**GOAL**.
Copy every item below word for word.
====== STORED ROWS ======
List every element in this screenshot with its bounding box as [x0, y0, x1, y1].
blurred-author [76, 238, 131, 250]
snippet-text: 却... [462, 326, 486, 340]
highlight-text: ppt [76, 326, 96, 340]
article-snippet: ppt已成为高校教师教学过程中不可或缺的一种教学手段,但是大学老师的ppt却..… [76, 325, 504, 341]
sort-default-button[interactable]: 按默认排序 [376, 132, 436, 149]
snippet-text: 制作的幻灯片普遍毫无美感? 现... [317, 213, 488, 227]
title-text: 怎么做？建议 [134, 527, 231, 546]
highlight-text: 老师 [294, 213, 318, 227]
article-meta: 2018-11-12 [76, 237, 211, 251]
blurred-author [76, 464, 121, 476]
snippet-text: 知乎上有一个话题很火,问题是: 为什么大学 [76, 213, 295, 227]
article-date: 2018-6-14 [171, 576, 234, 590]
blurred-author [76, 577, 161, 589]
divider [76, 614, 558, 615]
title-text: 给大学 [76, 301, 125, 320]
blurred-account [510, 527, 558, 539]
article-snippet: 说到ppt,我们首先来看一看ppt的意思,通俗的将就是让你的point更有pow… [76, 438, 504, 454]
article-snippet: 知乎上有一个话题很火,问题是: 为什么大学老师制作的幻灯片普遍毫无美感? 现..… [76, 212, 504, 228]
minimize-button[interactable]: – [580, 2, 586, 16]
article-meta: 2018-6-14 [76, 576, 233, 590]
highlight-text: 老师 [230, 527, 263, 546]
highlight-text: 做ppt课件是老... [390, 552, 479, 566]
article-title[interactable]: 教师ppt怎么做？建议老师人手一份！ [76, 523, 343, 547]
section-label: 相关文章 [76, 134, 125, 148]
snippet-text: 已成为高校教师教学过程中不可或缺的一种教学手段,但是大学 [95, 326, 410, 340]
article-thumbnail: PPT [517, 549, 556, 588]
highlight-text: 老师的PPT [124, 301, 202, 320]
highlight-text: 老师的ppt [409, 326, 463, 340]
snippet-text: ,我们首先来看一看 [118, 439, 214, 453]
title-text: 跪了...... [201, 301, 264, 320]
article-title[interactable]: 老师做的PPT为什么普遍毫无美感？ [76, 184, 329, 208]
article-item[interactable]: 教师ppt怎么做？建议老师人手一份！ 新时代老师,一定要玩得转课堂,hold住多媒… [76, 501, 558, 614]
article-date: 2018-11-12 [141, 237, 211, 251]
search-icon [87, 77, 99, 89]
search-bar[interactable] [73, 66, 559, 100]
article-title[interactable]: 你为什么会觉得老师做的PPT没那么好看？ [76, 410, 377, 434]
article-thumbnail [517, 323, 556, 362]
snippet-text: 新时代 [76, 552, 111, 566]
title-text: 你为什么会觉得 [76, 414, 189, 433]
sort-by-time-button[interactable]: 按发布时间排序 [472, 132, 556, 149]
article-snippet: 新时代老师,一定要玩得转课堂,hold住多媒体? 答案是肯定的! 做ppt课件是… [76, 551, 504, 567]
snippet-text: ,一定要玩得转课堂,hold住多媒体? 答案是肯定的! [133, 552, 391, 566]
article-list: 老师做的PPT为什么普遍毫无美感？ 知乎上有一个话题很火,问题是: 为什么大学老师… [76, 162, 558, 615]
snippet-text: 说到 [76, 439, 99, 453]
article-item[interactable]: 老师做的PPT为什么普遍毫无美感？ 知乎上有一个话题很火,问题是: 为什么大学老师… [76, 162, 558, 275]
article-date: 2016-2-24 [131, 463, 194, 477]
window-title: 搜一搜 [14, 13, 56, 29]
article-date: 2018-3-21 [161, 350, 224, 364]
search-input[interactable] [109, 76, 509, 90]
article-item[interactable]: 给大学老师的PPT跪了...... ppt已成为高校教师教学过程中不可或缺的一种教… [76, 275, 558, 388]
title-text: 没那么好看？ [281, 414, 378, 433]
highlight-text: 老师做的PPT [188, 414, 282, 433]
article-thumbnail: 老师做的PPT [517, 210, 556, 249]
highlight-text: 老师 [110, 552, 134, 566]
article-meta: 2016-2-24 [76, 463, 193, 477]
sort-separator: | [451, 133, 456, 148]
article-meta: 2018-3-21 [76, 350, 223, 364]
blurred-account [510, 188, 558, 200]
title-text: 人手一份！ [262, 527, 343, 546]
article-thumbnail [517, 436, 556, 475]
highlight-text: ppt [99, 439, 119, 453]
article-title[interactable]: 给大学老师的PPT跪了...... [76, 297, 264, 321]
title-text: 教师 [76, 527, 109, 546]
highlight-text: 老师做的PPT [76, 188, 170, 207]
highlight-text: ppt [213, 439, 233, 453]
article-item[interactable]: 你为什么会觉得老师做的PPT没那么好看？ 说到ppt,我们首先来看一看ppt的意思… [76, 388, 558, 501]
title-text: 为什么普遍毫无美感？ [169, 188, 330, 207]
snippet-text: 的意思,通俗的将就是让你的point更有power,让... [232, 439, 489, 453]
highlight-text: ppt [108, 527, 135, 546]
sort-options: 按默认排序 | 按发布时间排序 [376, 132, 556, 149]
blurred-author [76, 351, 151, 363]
======
**THE RESULT**.
List every element in this screenshot with its bounding box as [x0, y0, x1, y1].
blurred-author [76, 238, 131, 250]
snippet-text: 却... [462, 326, 486, 340]
highlight-text: ppt [76, 326, 96, 340]
article-snippet: ppt已成为高校教师教学过程中不可或缺的一种教学手段,但是大学老师的ppt却..… [76, 325, 504, 341]
sort-default-button[interactable]: 按默认排序 [376, 132, 436, 149]
snippet-text: 制作的幻灯片普遍毫无美感? 现... [317, 213, 488, 227]
title-text: 怎么做？建议 [134, 527, 231, 546]
highlight-text: 老师 [294, 213, 318, 227]
article-meta: 2018-11-12 [76, 237, 211, 251]
blurred-author [76, 464, 121, 476]
snippet-text: 知乎上有一个话题很火,问题是: 为什么大学 [76, 213, 295, 227]
article-date: 2018-6-14 [171, 576, 234, 590]
blurred-author [76, 577, 161, 589]
divider [76, 614, 558, 615]
title-text: 给大学 [76, 301, 125, 320]
blurred-account [510, 527, 558, 539]
article-snippet: 说到ppt,我们首先来看一看ppt的意思,通俗的将就是让你的point更有pow… [76, 438, 504, 454]
article-snippet: 知乎上有一个话题很火,问题是: 为什么大学老师制作的幻灯片普遍毫无美感? 现..… [76, 212, 504, 228]
minimize-button[interactable]: – [580, 2, 586, 16]
article-meta: 2018-6-14 [76, 576, 233, 590]
highlight-text: 老师 [230, 527, 263, 546]
highlight-text: 做ppt课件是老... [390, 552, 479, 566]
article-title[interactable]: 教师ppt怎么做？建议老师人手一份！ [76, 523, 343, 547]
section-label: 相关文章 [76, 134, 125, 148]
snippet-text: 已成为高校教师教学过程中不可或缺的一种教学手段,但是大学 [95, 326, 410, 340]
article-thumbnail: PPT [517, 549, 556, 588]
highlight-text: 老师的PPT [124, 301, 202, 320]
highlight-text: 老师的ppt [409, 326, 463, 340]
snippet-text: ,我们首先来看一看 [118, 439, 214, 453]
title-text: 跪了...... [201, 301, 264, 320]
article-title[interactable]: 老师做的PPT为什么普遍毫无美感？ [76, 184, 329, 208]
article-item[interactable]: 教师ppt怎么做？建议老师人手一份！ 新时代老师,一定要玩得转课堂,hold住多媒… [76, 501, 558, 614]
article-date: 2018-11-12 [141, 237, 211, 251]
search-icon [87, 77, 99, 89]
search-bar[interactable] [73, 66, 559, 100]
article-title[interactable]: 你为什么会觉得老师做的PPT没那么好看？ [76, 410, 377, 434]
article-thumbnail [517, 323, 556, 362]
snippet-text: 新时代 [76, 552, 111, 566]
title-text: 你为什么会觉得 [76, 414, 189, 433]
sort-by-time-button[interactable]: 按发布时间排序 [472, 132, 556, 149]
article-snippet: 新时代老师,一定要玩得转课堂,hold住多媒体? 答案是肯定的! 做ppt课件是… [76, 551, 504, 567]
snippet-text: ,一定要玩得转课堂,hold住多媒体? 答案是肯定的! [133, 552, 391, 566]
article-list: 老师做的PPT为什么普遍毫无美感？ 知乎上有一个话题很火,问题是: 为什么大学老师… [76, 162, 558, 615]
snippet-text: 说到 [76, 439, 99, 453]
article-item[interactable]: 老师做的PPT为什么普遍毫无美感？ 知乎上有一个话题很火,问题是: 为什么大学老师… [76, 162, 558, 275]
article-date: 2016-2-24 [131, 463, 194, 477]
window-title: 搜一搜 [14, 13, 56, 29]
article-date: 2018-3-21 [161, 350, 224, 364]
search-input[interactable] [109, 76, 509, 90]
article-item[interactable]: 给大学老师的PPT跪了...... ppt已成为高校教师教学过程中不可或缺的一种教… [76, 275, 558, 388]
title-text: 没那么好看？ [281, 414, 378, 433]
highlight-text: 老师做的PPT [188, 414, 282, 433]
article-thumbnail: 老师做的PPT [517, 210, 556, 249]
highlight-text: 老师 [110, 552, 134, 566]
article-meta: 2016-2-24 [76, 463, 193, 477]
sort-separator: | [451, 133, 456, 148]
article-meta: 2018-3-21 [76, 350, 223, 364]
blurred-account [510, 188, 558, 200]
title-text: 人手一份！ [262, 527, 343, 546]
article-thumbnail [517, 436, 556, 475]
highlight-text: ppt [99, 439, 119, 453]
article-title[interactable]: 给大学老师的PPT跪了...... [76, 297, 264, 321]
title-text: 教师 [76, 527, 109, 546]
highlight-text: 老师做的PPT [76, 188, 170, 207]
highlight-text: ppt [213, 439, 233, 453]
article-item[interactable]: 你为什么会觉得老师做的PPT没那么好看？ 说到ppt,我们首先来看一看ppt的意思… [76, 388, 558, 501]
title-text: 为什么普遍毫无美感？ [169, 188, 330, 207]
snippet-text: 的意思,通俗的将就是让你的point更有power,让... [232, 439, 489, 453]
highlight-text: ppt [108, 527, 135, 546]
sort-options: 按默认排序 | 按发布时间排序 [376, 132, 556, 149]
blurred-author [76, 351, 151, 363]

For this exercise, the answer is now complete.